---------- Records provided
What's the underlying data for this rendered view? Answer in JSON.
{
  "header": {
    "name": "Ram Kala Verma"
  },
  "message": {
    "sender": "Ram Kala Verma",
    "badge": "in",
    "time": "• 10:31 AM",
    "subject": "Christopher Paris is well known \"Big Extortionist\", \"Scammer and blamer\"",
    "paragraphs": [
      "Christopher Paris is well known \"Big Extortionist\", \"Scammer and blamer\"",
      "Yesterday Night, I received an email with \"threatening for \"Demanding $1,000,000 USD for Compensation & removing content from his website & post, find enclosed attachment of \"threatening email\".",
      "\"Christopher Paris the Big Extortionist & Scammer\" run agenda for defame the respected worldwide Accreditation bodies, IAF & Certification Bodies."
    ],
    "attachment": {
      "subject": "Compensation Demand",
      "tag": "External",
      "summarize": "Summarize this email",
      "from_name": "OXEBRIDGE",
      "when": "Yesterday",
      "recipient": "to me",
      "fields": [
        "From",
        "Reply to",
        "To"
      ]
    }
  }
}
--------------------
Task goal: Quote each line above in full, word for word.

Solved problem:
What's the underlying data for this rendered view? Answer in JSON.
{
  "header": {
    "name": "Ram Kala Verma"
  },
  "message": {
    "sender": "Ram Kala Verma",
    "badge": "in",
    "time": "• 10:31 AM",
    "subject": "Christopher Paris is well known \"Big Extortionist\", \"Scammer and blamer\"",
    "paragraphs": [
      "Christopher Paris is well known \"Big Extortionist\", \"Scammer and blamer\"",
      "Yesterday Night, I received an email with \"threatening for \"Demanding $1,000,000 USD for Compensation & removing content from his website & post, find enclosed attachment of \"threatening email\".",
      "\"Christopher Paris the Big Extortionist & Scammer\" run agenda for defame the respected worldwide Accreditation bodies, IAF & Certification Bodies."
    ],
    "attachment": {
      "subject": "Compensation Demand",
      "tag": "External",
      "summarize": "Summarize this email",
      "from_name": "OXEBRIDGE",
      "when": "Yesterday",
      "recipient": "to me",
      "fields": [
        "From",
        "Reply to",
        "To"
      ]
    }
  }
}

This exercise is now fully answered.